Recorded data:
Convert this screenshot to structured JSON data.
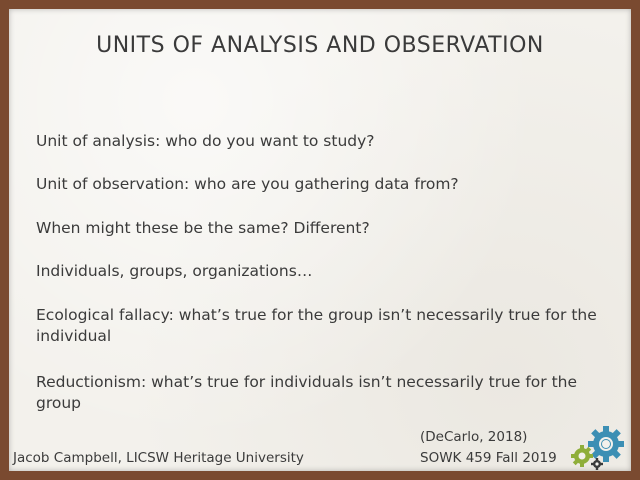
{
  "slide": {
    "title": "UNITS OF ANALYSIS AND OBSERVATION",
    "bullets": [
      "Unit of analysis: who do you want to study?",
      "Unit of observation: who are you gathering data from?",
      "When might these be the same? Different?",
      "Individuals, groups, organizations…",
      "Ecological fallacy: what’s true for the group isn’t necessarily true for the individual",
      "Reductionism: what’s true for individuals isn’t necessarily true for the group"
    ],
    "citation": "(DeCarlo, 2018)",
    "footer_left": "Jacob Campbell, LICSW Heritage University",
    "footer_right": "SOWK 459 Fall 2019",
    "logo_icon": "gears-icon"
  },
  "colors": {
    "frame": "#7a4a30",
    "background": "#f3f1ec",
    "text": "#3b3b3b",
    "gear_blue": "#3c8fb4",
    "gear_green": "#8fae3a",
    "gear_dark": "#3a3a3a"
  }
}
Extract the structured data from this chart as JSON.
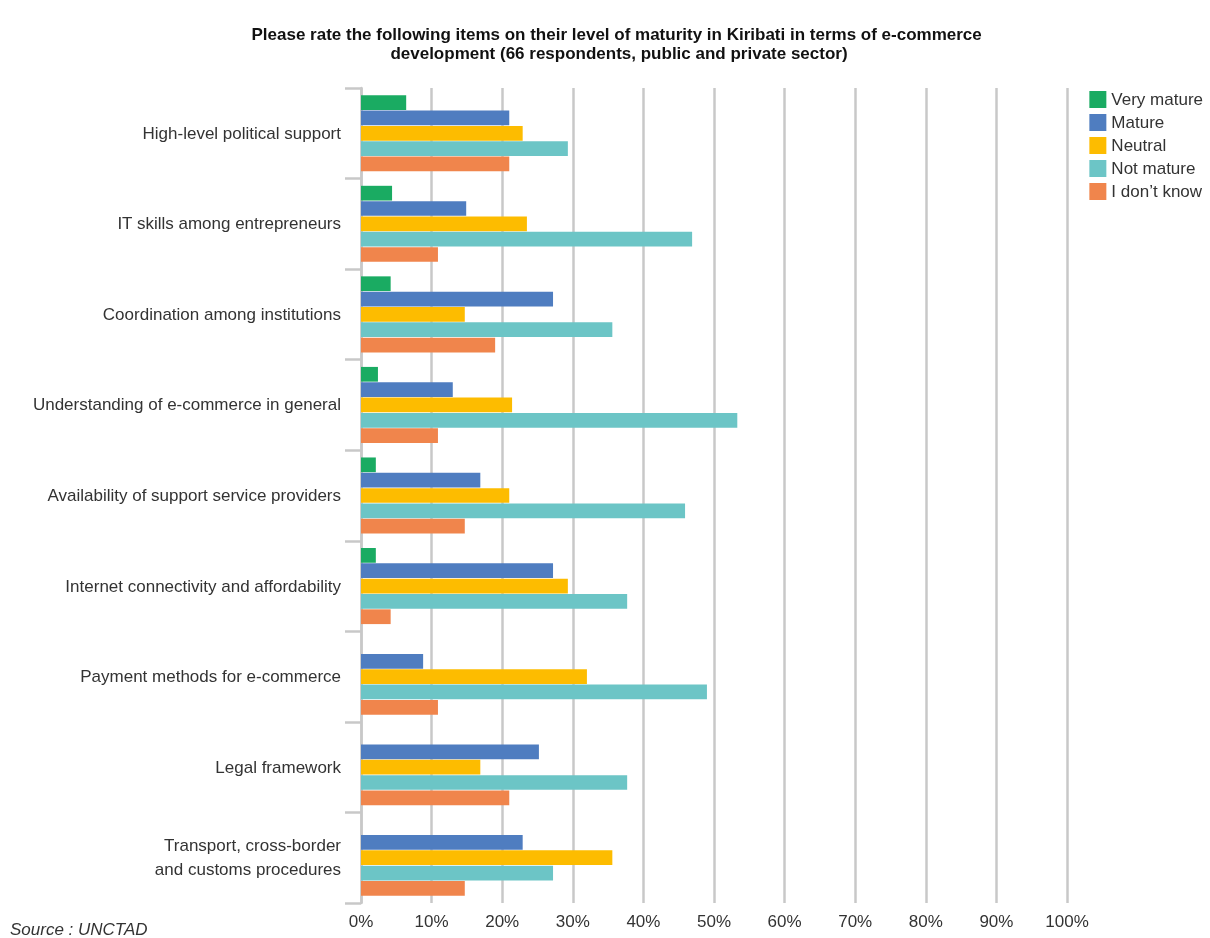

* Challenge *
Please write out all the data again word for word, but not the pictures.

* Answer in full *
Convert this screenshot to structured JSON data.
{
  "slide": {
    "title": "UNITS OF ANALYSIS AND OBSERVATION",
    "bullets": [
      "Unit of analysis: who do you want to study?",
      "Unit of observation: who are you gathering data from?",
      "When might these be the same? Different?",
      "Individuals, groups, organizations…",
      "Ecological fallacy: what’s true for the group isn’t necessarily true for the individual",
      "Reductionism: what’s true for individuals isn’t necessarily true for the group"
    ],
    "citation": "(DeCarlo, 2018)",
    "footer_left": "Jacob Campbell, LICSW Heritage University",
    "footer_right": "SOWK 459 Fall 2019",
    "logo_icon": "gears-icon"
  },
  "colors": {
    "frame": "#7a4a30",
    "background": "#f3f1ec",
    "text": "#3b3b3b",
    "gear_blue": "#3c8fb4",
    "gear_green": "#8fae3a",
    "gear_dark": "#3a3a3a"
  }
}
Extract the structured data from this chart as JSON.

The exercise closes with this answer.